From the listing below, select every line where the word "Showing" appears.

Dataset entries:
::::

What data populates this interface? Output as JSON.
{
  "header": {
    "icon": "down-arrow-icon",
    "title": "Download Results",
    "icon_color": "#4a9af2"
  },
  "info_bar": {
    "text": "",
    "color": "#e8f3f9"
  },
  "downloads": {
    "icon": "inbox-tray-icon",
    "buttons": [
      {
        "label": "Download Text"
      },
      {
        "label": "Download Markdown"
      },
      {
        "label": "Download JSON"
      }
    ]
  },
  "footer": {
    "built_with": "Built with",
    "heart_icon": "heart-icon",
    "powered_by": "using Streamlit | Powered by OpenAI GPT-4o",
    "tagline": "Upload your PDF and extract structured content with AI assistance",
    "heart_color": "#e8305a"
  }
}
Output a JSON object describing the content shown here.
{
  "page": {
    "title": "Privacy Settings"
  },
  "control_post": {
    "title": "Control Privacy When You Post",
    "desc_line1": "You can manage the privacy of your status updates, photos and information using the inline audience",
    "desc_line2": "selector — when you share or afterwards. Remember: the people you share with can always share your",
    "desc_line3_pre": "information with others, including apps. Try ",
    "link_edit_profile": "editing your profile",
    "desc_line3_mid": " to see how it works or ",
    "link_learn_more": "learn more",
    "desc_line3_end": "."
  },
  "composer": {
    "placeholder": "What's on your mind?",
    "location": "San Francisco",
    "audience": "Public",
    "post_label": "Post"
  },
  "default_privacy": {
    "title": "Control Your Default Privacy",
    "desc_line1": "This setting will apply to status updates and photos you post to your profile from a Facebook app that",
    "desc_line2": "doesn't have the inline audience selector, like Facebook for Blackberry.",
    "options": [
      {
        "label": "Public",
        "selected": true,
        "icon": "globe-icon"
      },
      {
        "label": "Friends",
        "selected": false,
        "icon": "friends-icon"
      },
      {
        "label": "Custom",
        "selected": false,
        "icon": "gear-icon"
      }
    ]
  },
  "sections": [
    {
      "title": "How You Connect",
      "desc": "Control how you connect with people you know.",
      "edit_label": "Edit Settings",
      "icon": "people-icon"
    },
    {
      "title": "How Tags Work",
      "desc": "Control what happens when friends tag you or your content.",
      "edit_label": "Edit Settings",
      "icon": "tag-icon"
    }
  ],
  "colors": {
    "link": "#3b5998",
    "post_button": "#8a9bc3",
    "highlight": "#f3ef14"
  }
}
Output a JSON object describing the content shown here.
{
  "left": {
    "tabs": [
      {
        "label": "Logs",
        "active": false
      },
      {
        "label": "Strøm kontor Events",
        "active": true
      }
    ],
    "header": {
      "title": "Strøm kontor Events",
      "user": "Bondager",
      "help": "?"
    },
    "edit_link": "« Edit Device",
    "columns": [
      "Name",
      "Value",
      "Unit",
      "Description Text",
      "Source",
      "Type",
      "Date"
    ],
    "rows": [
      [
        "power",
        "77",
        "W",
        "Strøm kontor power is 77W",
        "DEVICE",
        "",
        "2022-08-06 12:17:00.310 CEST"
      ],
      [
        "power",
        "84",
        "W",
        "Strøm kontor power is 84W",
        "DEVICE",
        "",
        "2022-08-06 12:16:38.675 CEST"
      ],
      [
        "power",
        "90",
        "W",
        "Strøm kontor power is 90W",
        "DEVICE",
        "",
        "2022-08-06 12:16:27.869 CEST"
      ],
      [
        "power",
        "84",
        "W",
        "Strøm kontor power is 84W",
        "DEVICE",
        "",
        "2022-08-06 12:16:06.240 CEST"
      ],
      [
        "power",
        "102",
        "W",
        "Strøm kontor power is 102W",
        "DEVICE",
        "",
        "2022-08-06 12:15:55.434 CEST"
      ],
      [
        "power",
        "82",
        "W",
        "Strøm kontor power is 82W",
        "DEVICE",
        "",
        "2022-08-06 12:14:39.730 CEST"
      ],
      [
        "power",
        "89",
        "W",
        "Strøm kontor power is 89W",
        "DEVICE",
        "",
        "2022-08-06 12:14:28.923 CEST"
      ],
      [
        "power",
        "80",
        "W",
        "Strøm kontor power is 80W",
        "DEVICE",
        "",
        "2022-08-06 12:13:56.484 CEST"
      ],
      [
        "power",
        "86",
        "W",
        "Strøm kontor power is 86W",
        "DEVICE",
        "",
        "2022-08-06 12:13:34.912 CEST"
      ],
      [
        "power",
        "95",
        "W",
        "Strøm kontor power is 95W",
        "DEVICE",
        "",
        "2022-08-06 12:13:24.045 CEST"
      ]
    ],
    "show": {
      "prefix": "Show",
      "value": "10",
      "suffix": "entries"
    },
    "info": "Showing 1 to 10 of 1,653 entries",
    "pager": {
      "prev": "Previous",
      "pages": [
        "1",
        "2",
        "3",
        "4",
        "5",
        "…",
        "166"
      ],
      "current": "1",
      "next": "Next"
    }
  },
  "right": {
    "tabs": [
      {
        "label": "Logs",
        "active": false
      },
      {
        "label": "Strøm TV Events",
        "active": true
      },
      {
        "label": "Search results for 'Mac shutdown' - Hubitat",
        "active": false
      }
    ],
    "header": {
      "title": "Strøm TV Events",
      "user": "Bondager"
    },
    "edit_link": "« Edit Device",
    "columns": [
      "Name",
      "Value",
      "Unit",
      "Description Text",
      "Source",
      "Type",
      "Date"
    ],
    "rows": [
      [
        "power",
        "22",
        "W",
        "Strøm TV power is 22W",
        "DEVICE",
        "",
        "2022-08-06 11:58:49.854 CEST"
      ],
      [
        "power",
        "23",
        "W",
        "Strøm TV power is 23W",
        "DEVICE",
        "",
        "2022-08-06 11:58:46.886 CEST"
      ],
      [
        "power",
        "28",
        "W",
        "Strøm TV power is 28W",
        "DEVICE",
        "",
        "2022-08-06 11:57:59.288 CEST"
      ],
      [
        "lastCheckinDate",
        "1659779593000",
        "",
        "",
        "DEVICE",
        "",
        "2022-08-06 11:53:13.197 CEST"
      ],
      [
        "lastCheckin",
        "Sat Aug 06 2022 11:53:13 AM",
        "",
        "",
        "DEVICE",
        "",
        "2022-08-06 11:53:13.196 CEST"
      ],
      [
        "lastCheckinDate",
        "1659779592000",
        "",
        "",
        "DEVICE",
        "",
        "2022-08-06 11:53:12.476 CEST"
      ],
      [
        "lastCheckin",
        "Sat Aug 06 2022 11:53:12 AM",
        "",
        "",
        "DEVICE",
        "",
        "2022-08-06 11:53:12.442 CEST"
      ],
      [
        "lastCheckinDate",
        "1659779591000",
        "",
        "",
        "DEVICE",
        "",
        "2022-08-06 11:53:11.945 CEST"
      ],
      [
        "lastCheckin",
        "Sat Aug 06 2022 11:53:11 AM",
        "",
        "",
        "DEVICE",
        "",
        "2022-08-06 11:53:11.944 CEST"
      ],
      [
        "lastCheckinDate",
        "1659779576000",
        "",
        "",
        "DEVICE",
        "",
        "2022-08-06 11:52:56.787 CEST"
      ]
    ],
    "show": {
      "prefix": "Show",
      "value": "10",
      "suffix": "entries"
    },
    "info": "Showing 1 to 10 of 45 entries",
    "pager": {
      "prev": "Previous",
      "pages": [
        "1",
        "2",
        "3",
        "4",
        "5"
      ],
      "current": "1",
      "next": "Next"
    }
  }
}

::::

» **Task solution**
    "info": "Showing 1 to 10 of 1,653 entries",
    "info": "Showing 1 to 10 of 45 entries",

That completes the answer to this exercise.